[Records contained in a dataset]
● ● ●

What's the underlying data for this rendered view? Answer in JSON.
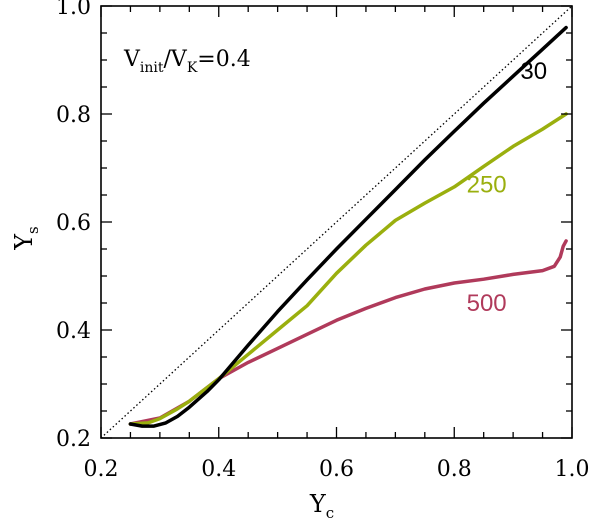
{
  "chart_data": {
    "type": "line",
    "xlabel": {
      "main": "Y",
      "sub": "c"
    },
    "ylabel": {
      "main": "Y",
      "sub": "s"
    },
    "xlim": [
      0.2,
      1.0
    ],
    "ylim": [
      0.2,
      1.0
    ],
    "xticks": [
      0.2,
      0.4,
      0.6,
      0.8,
      1.0
    ],
    "yticks": [
      0.2,
      0.4,
      0.6,
      0.8,
      1.0
    ],
    "xtick_labels": [
      "0.2",
      "0.4",
      "0.6",
      "0.8",
      "1.0"
    ],
    "ytick_labels": [
      "0.2",
      "0.4",
      "0.6",
      "0.8",
      "1.0"
    ],
    "grid": false,
    "annotation": {
      "v1": "V",
      "s1": "init",
      "slash": "/V",
      "s2": "K",
      "eq": "=0.4"
    },
    "reference_line": {
      "style": "dotted",
      "color": "#000000",
      "x": [
        0.2,
        1.0
      ],
      "y": [
        0.2,
        1.0
      ]
    },
    "series": [
      {
        "name": "30",
        "color": "#000000",
        "x": [
          0.25,
          0.27,
          0.29,
          0.31,
          0.33,
          0.35,
          0.38,
          0.4,
          0.45,
          0.5,
          0.55,
          0.6,
          0.65,
          0.7,
          0.75,
          0.8,
          0.85,
          0.9,
          0.95,
          0.99
        ],
        "y": [
          0.226,
          0.222,
          0.222,
          0.228,
          0.24,
          0.257,
          0.286,
          0.308,
          0.372,
          0.434,
          0.493,
          0.55,
          0.605,
          0.66,
          0.715,
          0.768,
          0.82,
          0.87,
          0.92,
          0.96
        ]
      },
      {
        "name": "250",
        "color": "#9aaf0e",
        "x": [
          0.25,
          0.28,
          0.3,
          0.33,
          0.35,
          0.4,
          0.45,
          0.5,
          0.55,
          0.6,
          0.65,
          0.7,
          0.75,
          0.8,
          0.85,
          0.9,
          0.95,
          0.99
        ],
        "y": [
          0.226,
          0.228,
          0.236,
          0.254,
          0.268,
          0.31,
          0.355,
          0.4,
          0.445,
          0.505,
          0.557,
          0.603,
          0.635,
          0.665,
          0.703,
          0.74,
          0.772,
          0.8
        ]
      },
      {
        "name": "500",
        "color": "#b03a5b",
        "x": [
          0.25,
          0.3,
          0.35,
          0.4,
          0.45,
          0.5,
          0.55,
          0.6,
          0.65,
          0.7,
          0.75,
          0.8,
          0.85,
          0.9,
          0.95,
          0.97,
          0.98,
          0.985,
          0.99
        ],
        "y": [
          0.226,
          0.237,
          0.268,
          0.31,
          0.34,
          0.366,
          0.392,
          0.418,
          0.44,
          0.46,
          0.476,
          0.487,
          0.494,
          0.503,
          0.51,
          0.518,
          0.535,
          0.555,
          0.565
        ]
      }
    ],
    "series_label_positions": {
      "30": {
        "x": 0.935,
        "y": 0.865
      },
      "250": {
        "x": 0.855,
        "y": 0.655
      },
      "500": {
        "x": 0.855,
        "y": 0.435
      }
    }
  }
}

● ● ●

Go through the data above and transcribe it in full, omitting any image.

What's the underlying data for this rendered view? Answer in JSON.
{
  "chart_data": {
    "type": "line",
    "xlabel": {
      "main": "Y",
      "sub": "c"
    },
    "ylabel": {
      "main": "Y",
      "sub": "s"
    },
    "xlim": [
      0.2,
      1.0
    ],
    "ylim": [
      0.2,
      1.0
    ],
    "xticks": [
      0.2,
      0.4,
      0.6,
      0.8,
      1.0
    ],
    "yticks": [
      0.2,
      0.4,
      0.6,
      0.8,
      1.0
    ],
    "xtick_labels": [
      "0.2",
      "0.4",
      "0.6",
      "0.8",
      "1.0"
    ],
    "ytick_labels": [
      "0.2",
      "0.4",
      "0.6",
      "0.8",
      "1.0"
    ],
    "grid": false,
    "annotation": {
      "v1": "V",
      "s1": "init",
      "slash": "/V",
      "s2": "K",
      "eq": "=0.4"
    },
    "reference_line": {
      "style": "dotted",
      "color": "#000000",
      "x": [
        0.2,
        1.0
      ],
      "y": [
        0.2,
        1.0
      ]
    },
    "series": [
      {
        "name": "30",
        "color": "#000000",
        "x": [
          0.25,
          0.27,
          0.29,
          0.31,
          0.33,
          0.35,
          0.38,
          0.4,
          0.45,
          0.5,
          0.55,
          0.6,
          0.65,
          0.7,
          0.75,
          0.8,
          0.85,
          0.9,
          0.95,
          0.99
        ],
        "y": [
          0.226,
          0.222,
          0.222,
          0.228,
          0.24,
          0.257,
          0.286,
          0.308,
          0.372,
          0.434,
          0.493,
          0.55,
          0.605,
          0.66,
          0.715,
          0.768,
          0.82,
          0.87,
          0.92,
          0.96
        ]
      },
      {
        "name": "250",
        "color": "#9aaf0e",
        "x": [
          0.25,
          0.28,
          0.3,
          0.33,
          0.35,
          0.4,
          0.45,
          0.5,
          0.55,
          0.6,
          0.65,
          0.7,
          0.75,
          0.8,
          0.85,
          0.9,
          0.95,
          0.99
        ],
        "y": [
          0.226,
          0.228,
          0.236,
          0.254,
          0.268,
          0.31,
          0.355,
          0.4,
          0.445,
          0.505,
          0.557,
          0.603,
          0.635,
          0.665,
          0.703,
          0.74,
          0.772,
          0.8
        ]
      },
      {
        "name": "500",
        "color": "#b03a5b",
        "x": [
          0.25,
          0.3,
          0.35,
          0.4,
          0.45,
          0.5,
          0.55,
          0.6,
          0.65,
          0.7,
          0.75,
          0.8,
          0.85,
          0.9,
          0.95,
          0.97,
          0.98,
          0.985,
          0.99
        ],
        "y": [
          0.226,
          0.237,
          0.268,
          0.31,
          0.34,
          0.366,
          0.392,
          0.418,
          0.44,
          0.46,
          0.476,
          0.487,
          0.494,
          0.503,
          0.51,
          0.518,
          0.535,
          0.555,
          0.565
        ]
      }
    ],
    "series_label_positions": {
      "30": {
        "x": 0.935,
        "y": 0.865
      },
      "250": {
        "x": 0.855,
        "y": 0.655
      },
      "500": {
        "x": 0.855,
        "y": 0.435
      }
    }
  }
}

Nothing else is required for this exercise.